Work to do »
• A. In the pool installation text, what mix does a slurry consist of?
• B. Extend the pool installation text from its last sentence, keeping its tone and format.

Passage provided »
** START **
Making Dreams a Reality

Professional Pool Installations, Repairs, Service & Sales

Our Process: What to Expect

Our Pool Installations and Services Include:

A written guarantee

Our work is guaranteed in writing for your protection.

All building materials

In some cases, the homeowner will be responsible for the material. In this case, it will be written out in the contract.

Compacted sand, then hand trawled

We use a revolutionary product in the above ground industry to compact your sand. With this process we guarantee the absolute smoothest sand bottom possible.

Full explanation of the filtration system

The installer will fully explain how to operate the filtration system.

Prompt service

Our crews work 7 days a week to provide you with the most convenient installation date possible.

Friendly customer service

After your pool is installed you may have some questions or concerns, we will be more than happy to help in any way that we can.

Post Installation Guide for Homeowners 

We have designed this guide to assist you in the post-installation process for your new 

above ground pool/liner. We understand that there is much to learn about taking care of your new pool especially for a new pool owner, and we assure you that Pool Wizards will be there every step of the way to provide assistance and service. 

A Few Things to Remember After Installation 

Water Level: Make sure the water level is between the second and third screw (vertically) on the skimmer plate at all times while running the pump. You most likely will have to add water throughout the course of the summer due to evaporation. 

Backfill: At least a small amount of backfill is usually required after installation. When doing this, it is important to use dirt to cover the bottom portion of the pool (bottom track), creating a natural barrier to keep moisture from flowing under the pool. Water that runs freely under the pool washes away the sand bed the pool rests on. Also, yards are seldom perfectly flat, so one portion of the yard may need to be excavated more deeply to make the pool sit level. The holes created by this excavation are slightly larger than the pool and need to be filled in after installation. Any pools with a portion of the pool more than 2-3ft in the ground would require a slurry (Portland cement/sand mix). Always avoid back filling with any type of stone, sand, or rocky soil as this will damage the pool wall. It is also important to add protection to the walls before backfilling against it. You can line the outside of the pool with plastic, polystyrene foam, or apply roofing tar to protect against rust and corrosion.
** END **
Supplied information »
** START **
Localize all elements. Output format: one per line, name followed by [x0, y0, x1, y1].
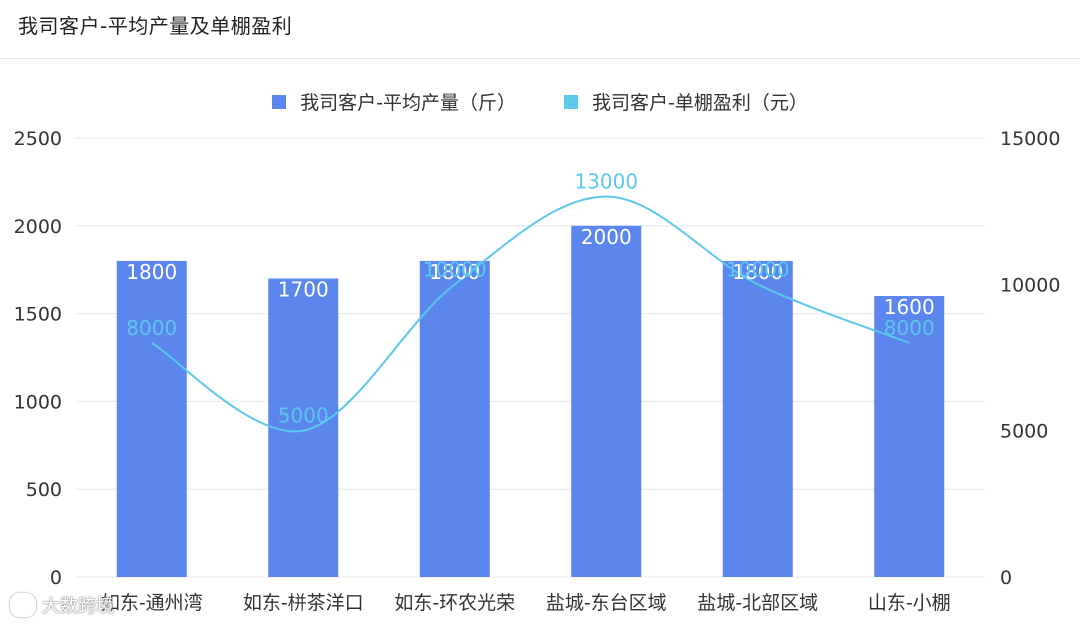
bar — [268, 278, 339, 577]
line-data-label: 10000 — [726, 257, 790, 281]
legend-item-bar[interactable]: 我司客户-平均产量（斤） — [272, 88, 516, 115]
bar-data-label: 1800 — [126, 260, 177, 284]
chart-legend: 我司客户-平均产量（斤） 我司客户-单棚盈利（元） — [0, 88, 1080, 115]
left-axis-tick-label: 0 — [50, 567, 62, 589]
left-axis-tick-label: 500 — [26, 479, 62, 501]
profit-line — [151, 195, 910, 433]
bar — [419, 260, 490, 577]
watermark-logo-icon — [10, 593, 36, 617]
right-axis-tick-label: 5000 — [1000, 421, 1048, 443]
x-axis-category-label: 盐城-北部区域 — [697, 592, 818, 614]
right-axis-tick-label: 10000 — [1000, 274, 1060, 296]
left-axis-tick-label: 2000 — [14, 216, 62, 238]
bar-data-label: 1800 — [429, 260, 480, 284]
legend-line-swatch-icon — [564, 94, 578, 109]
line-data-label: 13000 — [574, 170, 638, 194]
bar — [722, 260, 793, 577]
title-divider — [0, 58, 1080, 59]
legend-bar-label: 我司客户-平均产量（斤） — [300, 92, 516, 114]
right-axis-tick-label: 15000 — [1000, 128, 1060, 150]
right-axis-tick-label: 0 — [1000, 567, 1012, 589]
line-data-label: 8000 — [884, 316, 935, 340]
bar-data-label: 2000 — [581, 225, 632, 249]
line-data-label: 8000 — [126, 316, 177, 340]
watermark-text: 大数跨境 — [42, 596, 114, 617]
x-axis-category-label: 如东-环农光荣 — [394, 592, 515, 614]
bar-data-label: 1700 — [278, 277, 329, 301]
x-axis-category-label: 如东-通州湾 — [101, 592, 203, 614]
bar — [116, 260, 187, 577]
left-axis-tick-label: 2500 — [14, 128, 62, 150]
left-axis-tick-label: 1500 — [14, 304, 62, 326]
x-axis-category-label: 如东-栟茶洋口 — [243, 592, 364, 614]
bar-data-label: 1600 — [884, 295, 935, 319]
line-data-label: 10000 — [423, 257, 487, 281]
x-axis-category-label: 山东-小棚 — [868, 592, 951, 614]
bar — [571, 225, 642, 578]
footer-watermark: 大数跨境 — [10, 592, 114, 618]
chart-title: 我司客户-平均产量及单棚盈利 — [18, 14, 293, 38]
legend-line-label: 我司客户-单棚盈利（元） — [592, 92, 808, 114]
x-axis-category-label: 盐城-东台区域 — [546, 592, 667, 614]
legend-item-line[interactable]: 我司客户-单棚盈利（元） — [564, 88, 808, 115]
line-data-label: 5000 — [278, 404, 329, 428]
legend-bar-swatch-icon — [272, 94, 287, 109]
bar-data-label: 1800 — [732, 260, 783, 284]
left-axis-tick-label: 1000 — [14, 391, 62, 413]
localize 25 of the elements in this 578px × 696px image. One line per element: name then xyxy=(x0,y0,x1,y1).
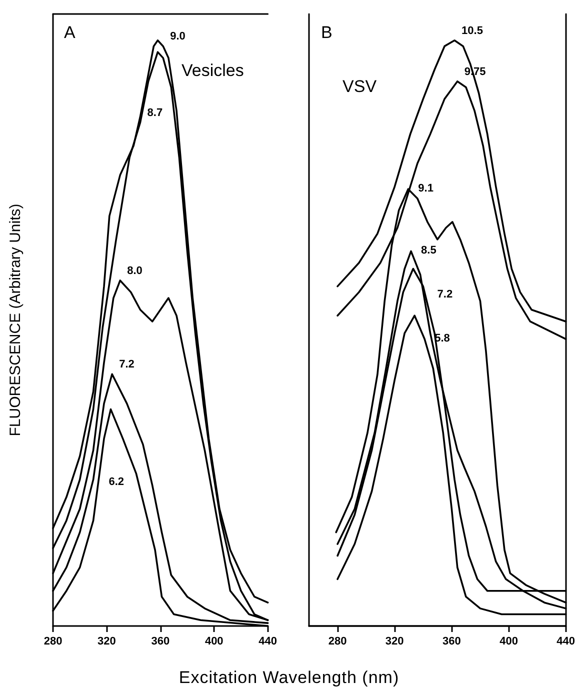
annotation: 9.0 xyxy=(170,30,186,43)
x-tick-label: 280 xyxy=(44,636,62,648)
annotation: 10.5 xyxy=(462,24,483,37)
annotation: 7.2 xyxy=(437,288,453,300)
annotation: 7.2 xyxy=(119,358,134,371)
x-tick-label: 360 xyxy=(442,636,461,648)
** END **
Answers for the tasks »
• A. A slurry is a Portland cement and sand mix.

• B.
Leak Prevention: Our installers use thread tape and tighten every fitting on pumps and filters. Once the pump is up and running, the high pressure of water will loosen some fittings. It is important to tighten the fittings throughout the summer, and after the initial system run. Also, tighten down the skimmer screws throughout the summer, and always in the Spring when opening the pool as this is a common area of leaks. 

Pool Structure: Above ground pools are built to last, but many are now manufactured using resin and plastic parts in which it’s possible for the pool to flex/move. The side supports on above ground pools tend to shift over time due to water movement inside the pool, flooding from rain around the pool, and freezing/thawing of the ground. These are completely decorative parts on a pool and have no structural properties. They can also be easily repaired down the line. Due to the weight of the water in such a small surface area, settling of pools can also occur and is normal for any above ground pool. Although these things happen, as long as the wall is properly maintained and in good condition, the pool is safe and will last for decades. The wall is the structural support for the entire pool.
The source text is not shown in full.